Task description: Tell how many lines in these records contain the string "Name", with only the number as the reply.

.....

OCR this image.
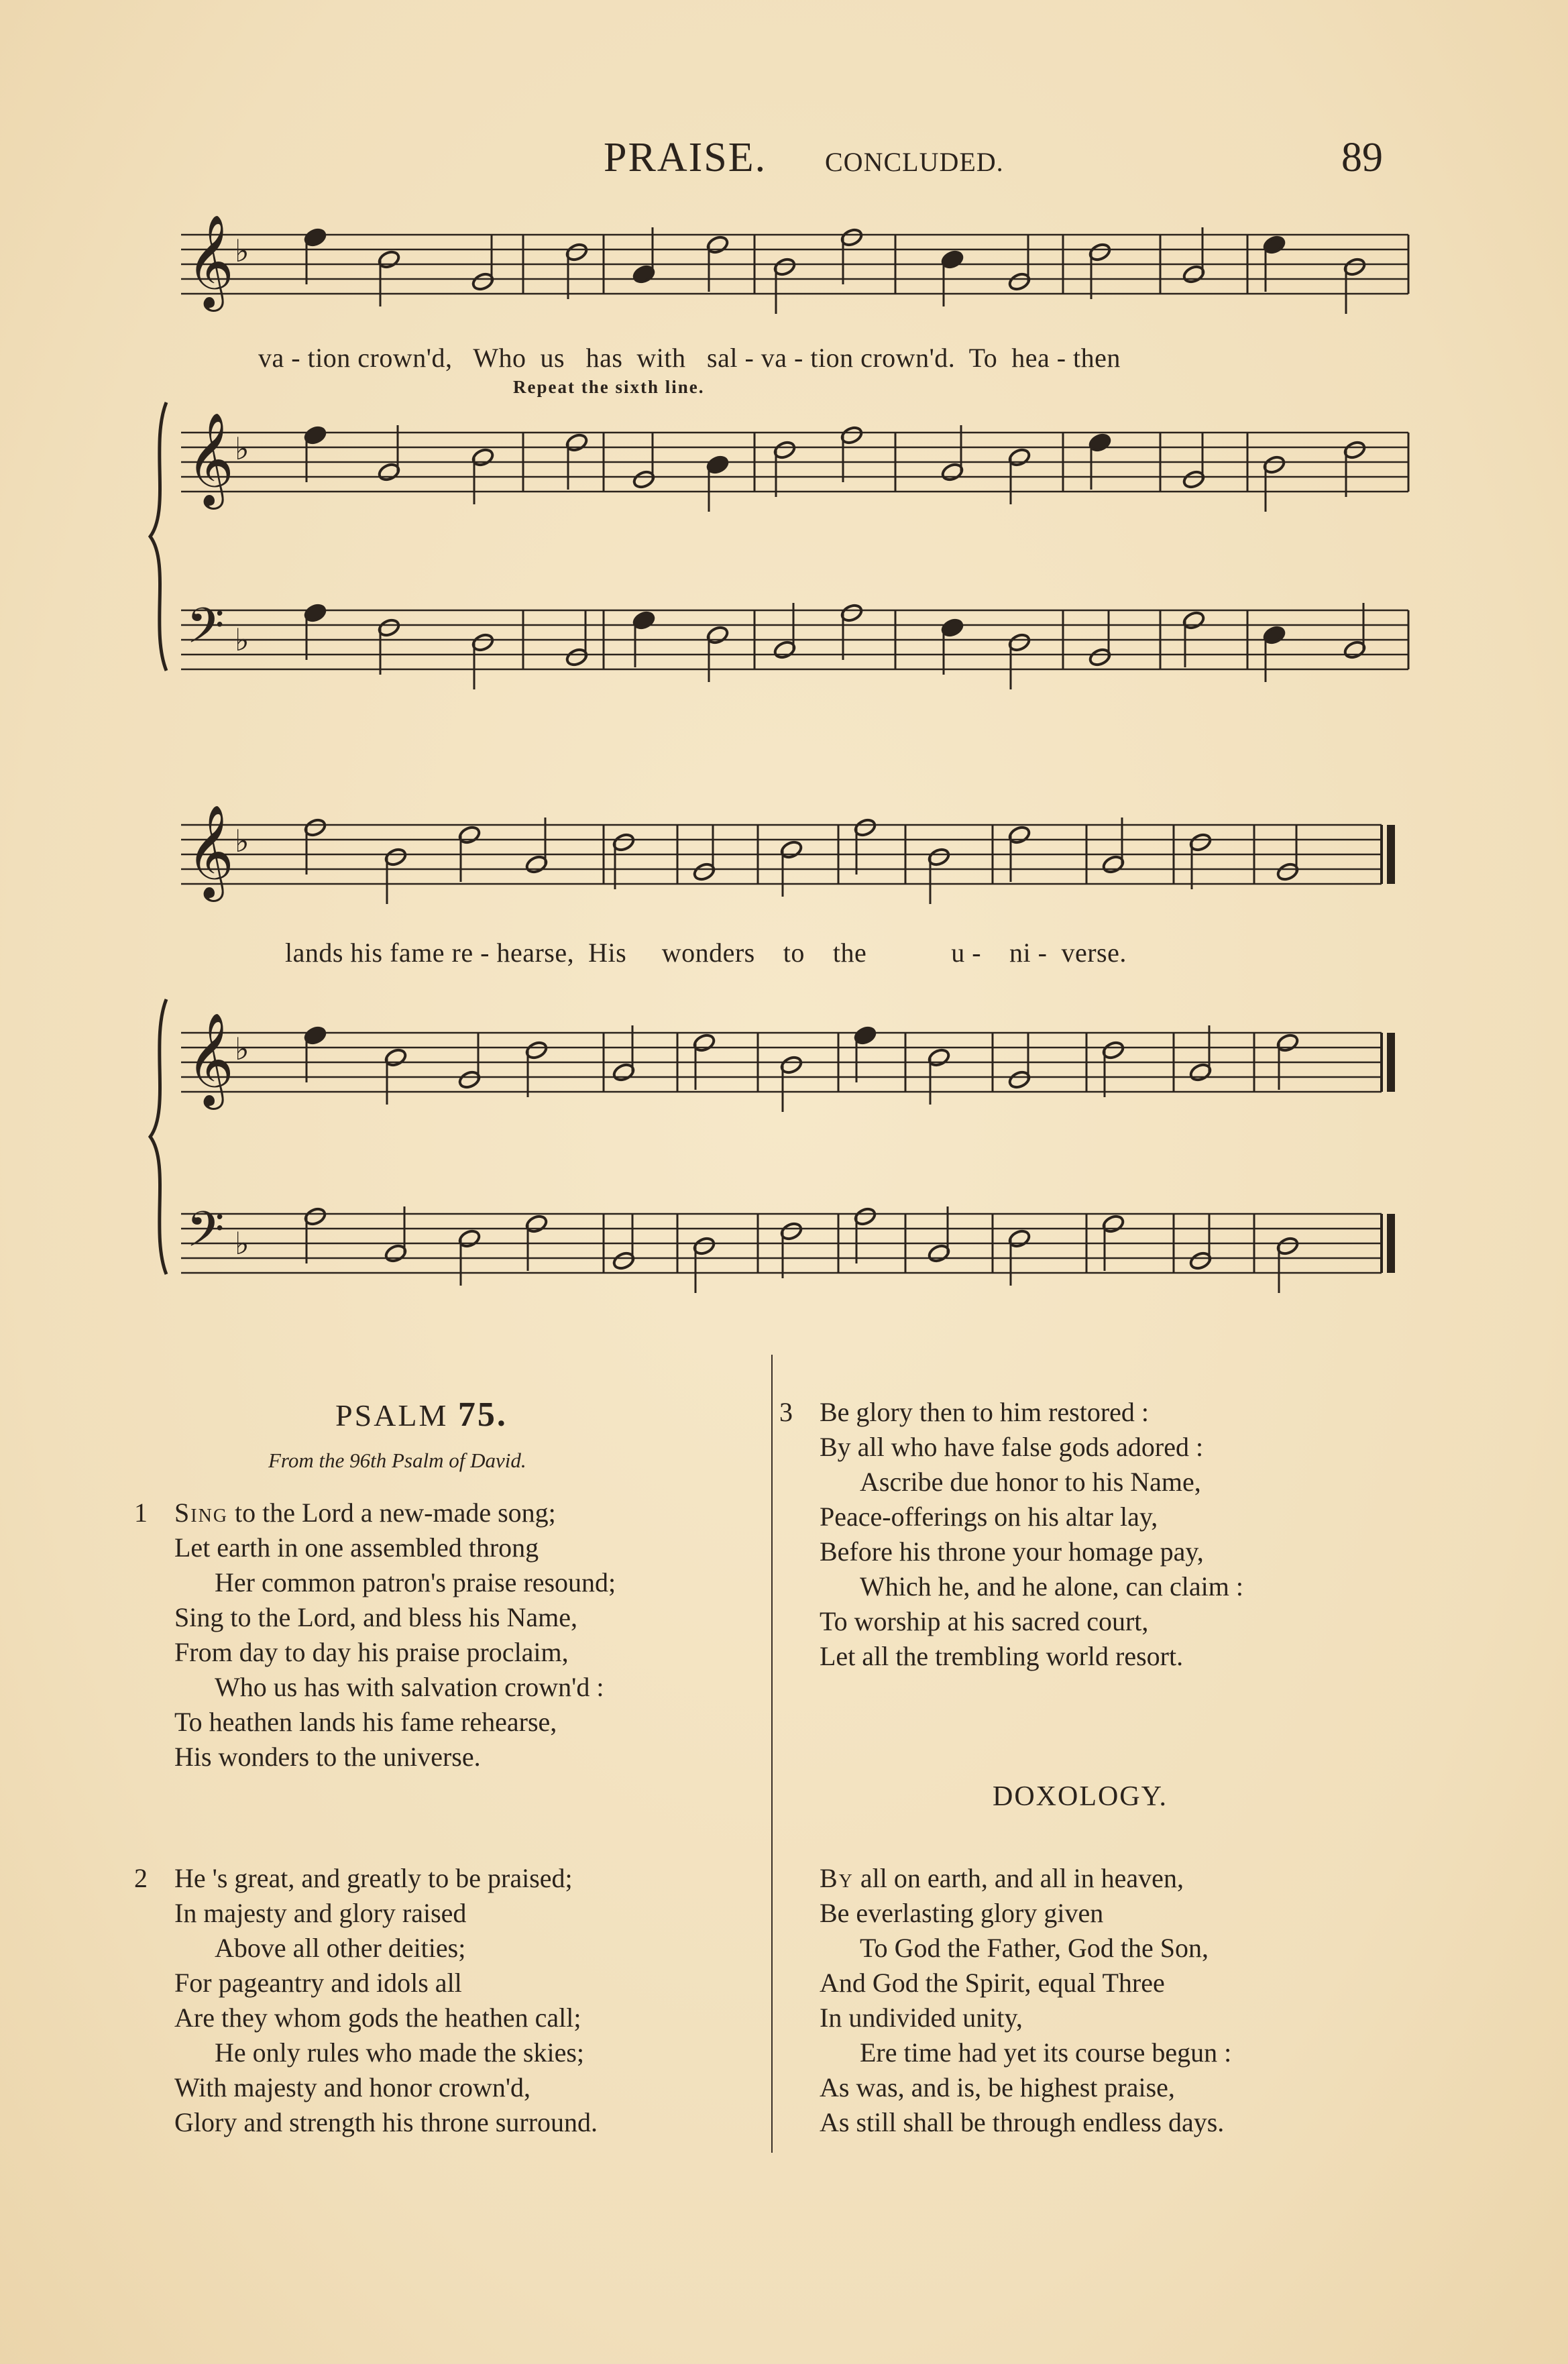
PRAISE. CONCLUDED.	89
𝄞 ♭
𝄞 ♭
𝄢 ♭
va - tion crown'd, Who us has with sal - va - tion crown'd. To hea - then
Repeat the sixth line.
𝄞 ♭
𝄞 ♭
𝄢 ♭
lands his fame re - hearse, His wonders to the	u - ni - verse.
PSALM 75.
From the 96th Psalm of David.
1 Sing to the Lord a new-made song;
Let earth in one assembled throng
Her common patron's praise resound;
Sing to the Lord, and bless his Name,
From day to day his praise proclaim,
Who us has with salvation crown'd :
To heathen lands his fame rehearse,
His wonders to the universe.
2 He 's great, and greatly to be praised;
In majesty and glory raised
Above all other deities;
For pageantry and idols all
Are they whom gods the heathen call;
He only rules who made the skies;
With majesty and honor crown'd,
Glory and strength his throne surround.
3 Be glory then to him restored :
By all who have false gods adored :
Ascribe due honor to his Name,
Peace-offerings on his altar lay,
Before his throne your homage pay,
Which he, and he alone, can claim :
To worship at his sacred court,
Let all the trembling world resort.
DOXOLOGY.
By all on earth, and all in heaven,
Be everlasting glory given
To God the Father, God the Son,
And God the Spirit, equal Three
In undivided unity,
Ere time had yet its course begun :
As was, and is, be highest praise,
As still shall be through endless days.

.....

Correct response: 2